Every record must be repeated exactly; omit any pictures they contain.

(Supplied material)

— START —

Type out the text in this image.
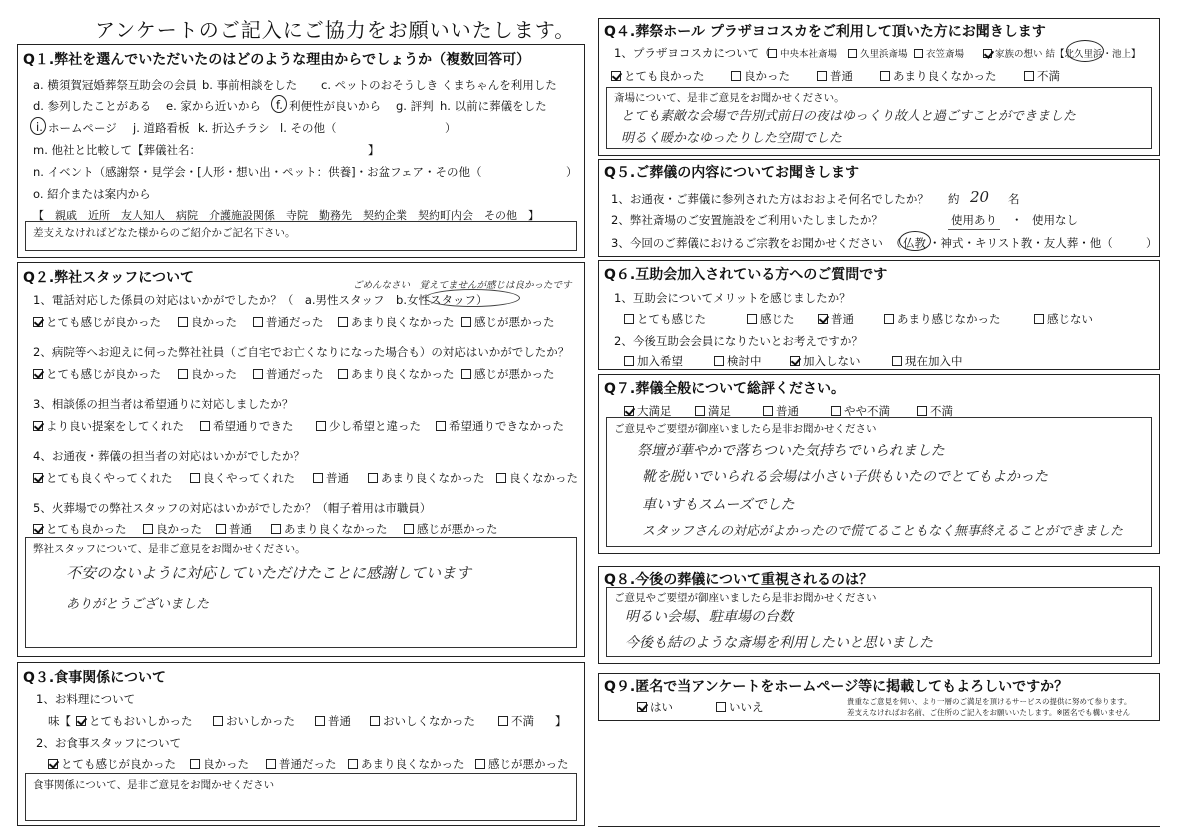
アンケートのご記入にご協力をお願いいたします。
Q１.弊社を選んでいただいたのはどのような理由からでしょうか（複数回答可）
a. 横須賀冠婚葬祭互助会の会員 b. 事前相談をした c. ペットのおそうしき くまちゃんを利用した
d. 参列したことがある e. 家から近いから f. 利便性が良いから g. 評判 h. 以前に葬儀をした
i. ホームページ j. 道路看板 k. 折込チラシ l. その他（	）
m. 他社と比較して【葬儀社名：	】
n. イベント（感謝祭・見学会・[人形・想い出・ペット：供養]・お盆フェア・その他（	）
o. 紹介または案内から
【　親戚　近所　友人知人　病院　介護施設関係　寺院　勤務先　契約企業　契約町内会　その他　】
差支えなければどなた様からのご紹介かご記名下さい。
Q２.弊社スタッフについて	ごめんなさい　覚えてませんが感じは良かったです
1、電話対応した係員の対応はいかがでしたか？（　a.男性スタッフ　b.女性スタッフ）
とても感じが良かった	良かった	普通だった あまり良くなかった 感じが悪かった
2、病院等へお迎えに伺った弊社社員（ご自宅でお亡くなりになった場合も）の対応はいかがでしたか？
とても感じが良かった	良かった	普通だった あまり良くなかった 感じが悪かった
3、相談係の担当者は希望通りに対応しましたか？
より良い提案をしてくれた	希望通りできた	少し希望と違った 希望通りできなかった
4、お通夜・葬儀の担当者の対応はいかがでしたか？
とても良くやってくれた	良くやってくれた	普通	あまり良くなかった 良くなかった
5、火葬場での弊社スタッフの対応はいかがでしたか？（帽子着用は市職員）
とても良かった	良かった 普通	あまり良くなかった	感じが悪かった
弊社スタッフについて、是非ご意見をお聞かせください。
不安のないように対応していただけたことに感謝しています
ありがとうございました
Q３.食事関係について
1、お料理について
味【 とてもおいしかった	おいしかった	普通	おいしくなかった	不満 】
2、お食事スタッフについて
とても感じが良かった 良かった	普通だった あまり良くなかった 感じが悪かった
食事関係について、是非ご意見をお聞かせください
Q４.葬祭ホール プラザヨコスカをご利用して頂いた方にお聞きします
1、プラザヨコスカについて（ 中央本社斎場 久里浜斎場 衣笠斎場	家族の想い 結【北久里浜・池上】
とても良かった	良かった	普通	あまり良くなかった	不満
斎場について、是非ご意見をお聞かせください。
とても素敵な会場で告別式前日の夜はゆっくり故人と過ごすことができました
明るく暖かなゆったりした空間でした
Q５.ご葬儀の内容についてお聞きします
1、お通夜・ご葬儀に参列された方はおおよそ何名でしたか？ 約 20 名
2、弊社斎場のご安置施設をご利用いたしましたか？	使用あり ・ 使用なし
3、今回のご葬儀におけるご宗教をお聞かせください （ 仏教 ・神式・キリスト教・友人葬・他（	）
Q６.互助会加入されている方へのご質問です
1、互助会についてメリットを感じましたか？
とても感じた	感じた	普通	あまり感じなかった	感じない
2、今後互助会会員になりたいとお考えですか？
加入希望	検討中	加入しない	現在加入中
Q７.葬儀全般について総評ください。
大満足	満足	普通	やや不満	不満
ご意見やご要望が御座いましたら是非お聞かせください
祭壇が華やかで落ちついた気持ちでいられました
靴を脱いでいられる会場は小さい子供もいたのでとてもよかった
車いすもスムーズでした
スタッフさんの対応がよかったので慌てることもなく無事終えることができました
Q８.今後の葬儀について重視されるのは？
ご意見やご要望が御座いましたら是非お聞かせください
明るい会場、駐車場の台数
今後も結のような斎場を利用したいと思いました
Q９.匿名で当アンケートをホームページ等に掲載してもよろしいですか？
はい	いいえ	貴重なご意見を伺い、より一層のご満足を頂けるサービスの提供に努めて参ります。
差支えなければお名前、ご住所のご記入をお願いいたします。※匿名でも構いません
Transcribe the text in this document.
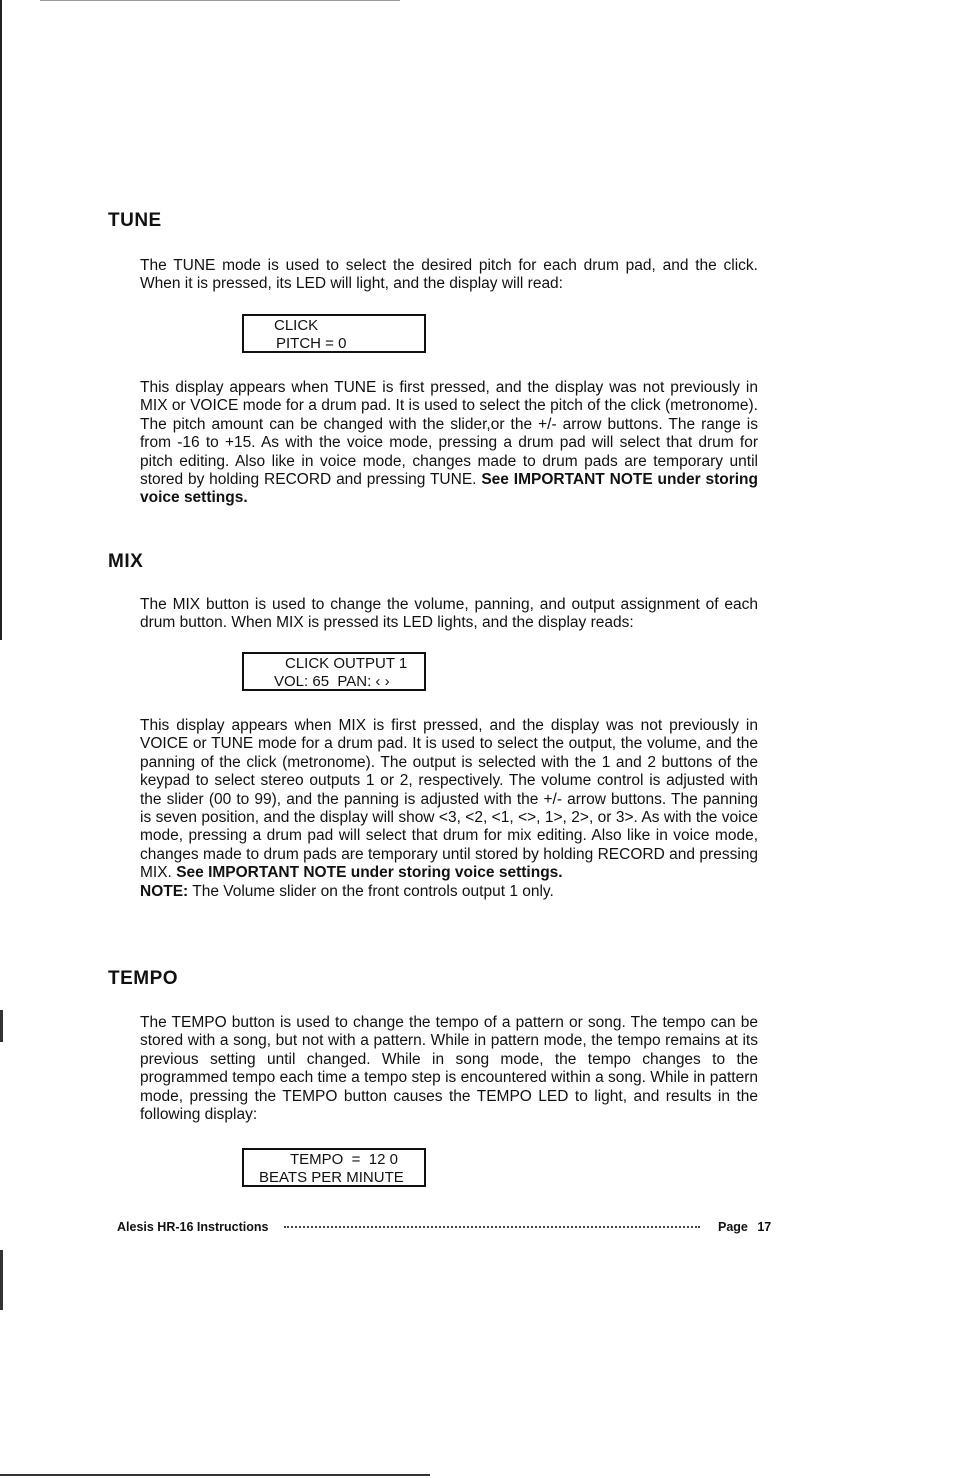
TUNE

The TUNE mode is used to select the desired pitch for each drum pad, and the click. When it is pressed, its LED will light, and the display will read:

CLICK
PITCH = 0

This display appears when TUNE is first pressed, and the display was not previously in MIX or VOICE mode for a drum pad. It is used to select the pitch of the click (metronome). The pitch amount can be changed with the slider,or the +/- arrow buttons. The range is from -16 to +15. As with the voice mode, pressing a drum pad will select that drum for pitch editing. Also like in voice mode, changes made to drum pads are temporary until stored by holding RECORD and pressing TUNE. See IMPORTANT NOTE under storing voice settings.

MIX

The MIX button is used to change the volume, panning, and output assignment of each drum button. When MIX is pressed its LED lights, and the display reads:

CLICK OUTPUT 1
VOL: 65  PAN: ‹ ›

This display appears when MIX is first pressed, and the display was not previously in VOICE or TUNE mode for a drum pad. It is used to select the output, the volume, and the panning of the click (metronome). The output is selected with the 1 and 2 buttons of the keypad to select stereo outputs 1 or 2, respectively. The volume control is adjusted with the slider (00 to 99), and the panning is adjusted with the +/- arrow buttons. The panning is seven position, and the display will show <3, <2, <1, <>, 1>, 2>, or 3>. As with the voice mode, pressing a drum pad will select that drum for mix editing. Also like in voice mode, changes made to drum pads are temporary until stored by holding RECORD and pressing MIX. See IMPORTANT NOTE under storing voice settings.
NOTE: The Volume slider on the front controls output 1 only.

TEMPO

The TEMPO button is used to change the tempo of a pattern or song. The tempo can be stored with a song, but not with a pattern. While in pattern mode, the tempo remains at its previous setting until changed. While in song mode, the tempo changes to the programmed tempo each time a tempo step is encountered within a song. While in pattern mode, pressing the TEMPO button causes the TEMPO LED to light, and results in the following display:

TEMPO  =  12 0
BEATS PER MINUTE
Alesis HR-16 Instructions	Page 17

— END —

(Correct answer)
Type out the text in this image.
アンケートのご記入にご協力をお願いいたします。
Q１.弊社を選んでいただいたのはどのような理由からでしょうか（複数回答可）
a. 横須賀冠婚葬祭互助会の会員 b. 事前相談をした c. ペットのおそうしき くまちゃんを利用した
d. 参列したことがある e. 家から近いから f. 利便性が良いから g. 評判 h. 以前に葬儀をした
i. ホームページ j. 道路看板 k. 折込チラシ l. その他（	）
m. 他社と比較して【葬儀社名：	】
n. イベント（感謝祭・見学会・[人形・想い出・ペット：供養]・お盆フェア・その他（	）
o. 紹介または案内から
【　親戚　近所　友人知人　病院　介護施設関係　寺院　勤務先　契約企業　契約町内会　その他　】
差支えなければどなた様からのご紹介かご記名下さい。
Q２.弊社スタッフについて	ごめんなさい　覚えてませんが感じは良かったです
1、電話対応した係員の対応はいかがでしたか？（　a.男性スタッフ　b.女性スタッフ）
とても感じが良かった	良かった	普通だった あまり良くなかった 感じが悪かった
2、病院等へお迎えに伺った弊社社員（ご自宅でお亡くなりになった場合も）の対応はいかがでしたか？
とても感じが良かった	良かった	普通だった あまり良くなかった 感じが悪かった
3、相談係の担当者は希望通りに対応しましたか？
より良い提案をしてくれた	希望通りできた	少し希望と違った 希望通りできなかった
4、お通夜・葬儀の担当者の対応はいかがでしたか？
とても良くやってくれた	良くやってくれた	普通	あまり良くなかった 良くなかった
5、火葬場での弊社スタッフの対応はいかがでしたか？（帽子着用は市職員）
とても良かった	良かった 普通	あまり良くなかった	感じが悪かった
弊社スタッフについて、是非ご意見をお聞かせください。
不安のないように対応していただけたことに感謝しています
ありがとうございました
Q３.食事関係について
1、お料理について
味【 とてもおいしかった	おいしかった	普通	おいしくなかった	不満 】
2、お食事スタッフについて
とても感じが良かった 良かった	普通だった あまり良くなかった 感じが悪かった
食事関係について、是非ご意見をお聞かせください
Q４.葬祭ホール プラザヨコスカをご利用して頂いた方にお聞きします
1、プラザヨコスカについて（ 中央本社斎場 久里浜斎場 衣笠斎場	家族の想い 結【北久里浜・池上】
とても良かった	良かった	普通	あまり良くなかった	不満
斎場について、是非ご意見をお聞かせください。
とても素敵な会場で告別式前日の夜はゆっくり故人と過ごすことができました
明るく暖かなゆったりした空間でした
Q５.ご葬儀の内容についてお聞きします
1、お通夜・ご葬儀に参列された方はおおよそ何名でしたか？ 約 20 名
2、弊社斎場のご安置施設をご利用いたしましたか？	使用あり ・ 使用なし
3、今回のご葬儀におけるご宗教をお聞かせください （ 仏教 ・神式・キリスト教・友人葬・他（	）
Q６.互助会加入されている方へのご質問です
1、互助会についてメリットを感じましたか？
とても感じた	感じた	普通	あまり感じなかった	感じない
2、今後互助会会員になりたいとお考えですか？
加入希望	検討中	加入しない	現在加入中
Q７.葬儀全般について総評ください。
大満足	満足	普通	やや不満	不満
ご意見やご要望が御座いましたら是非お聞かせください
祭壇が華やかで落ちついた気持ちでいられました
靴を脱いでいられる会場は小さい子供もいたのでとてもよかった
車いすもスムーズでした
スタッフさんの対応がよかったので慌てることもなく無事終えることができました
Q８.今後の葬儀について重視されるのは？
ご意見やご要望が御座いましたら是非お聞かせください
明るい会場、駐車場の台数
今後も結のような斎場を利用したいと思いました
Q９.匿名で当アンケートをホームページ等に掲載してもよろしいですか？
はい	いいえ	貴重なご意見を伺い、より一層のご満足を頂けるサービスの提供に努めて参ります。
差支えなければお名前、ご住所のご記入をお願いいたします。※匿名でも構いません
Transcribe the text in this document.
TUNE

The TUNE mode is used to select the desired pitch for each drum pad, and the click. When it is pressed, its LED will light, and the display will read:

CLICK
PITCH = 0

This display appears when TUNE is first pressed, and the display was not previously in MIX or VOICE mode for a drum pad. It is used to select the pitch of the click (metronome). The pitch amount can be changed with the slider,or the +/- arrow buttons. The range is from -16 to +15. As with the voice mode, pressing a drum pad will select that drum for pitch editing. Also like in voice mode, changes made to drum pads are temporary until stored by holding RECORD and pressing TUNE. See IMPORTANT NOTE under storing voice settings.

MIX

The MIX button is used to change the volume, panning, and output assignment of each drum button. When MIX is pressed its LED lights, and the display reads:

CLICK OUTPUT 1
VOL: 65  PAN: ‹ ›

This display appears when MIX is first pressed, and the display was not previously in VOICE or TUNE mode for a drum pad. It is used to select the output, the volume, and the panning of the click (metronome). The output is selected with the 1 and 2 buttons of the keypad to select stereo outputs 1 or 2, respectively. The volume control is adjusted with the slider (00 to 99), and the panning is adjusted with the +/- arrow buttons. The panning is seven position, and the display will show <3, <2, <1, <>, 1>, 2>, or 3>. As with the voice mode, pressing a drum pad will select that drum for mix editing. Also like in voice mode, changes made to drum pads are temporary until stored by holding RECORD and pressing MIX. See IMPORTANT NOTE under storing voice settings.
NOTE: The Volume slider on the front controls output 1 only.

TEMPO

The TEMPO button is used to change the tempo of a pattern or song. The tempo can be stored with a song, but not with a pattern. While in pattern mode, the tempo remains at its previous setting until changed. While in song mode, the tempo changes to the programmed tempo each time a tempo step is encountered within a song. While in pattern mode, pressing the TEMPO button causes the TEMPO LED to light, and results in the following display:

TEMPO  =  12 0
BEATS PER MINUTE
Alesis HR-16 Instructions	Page 17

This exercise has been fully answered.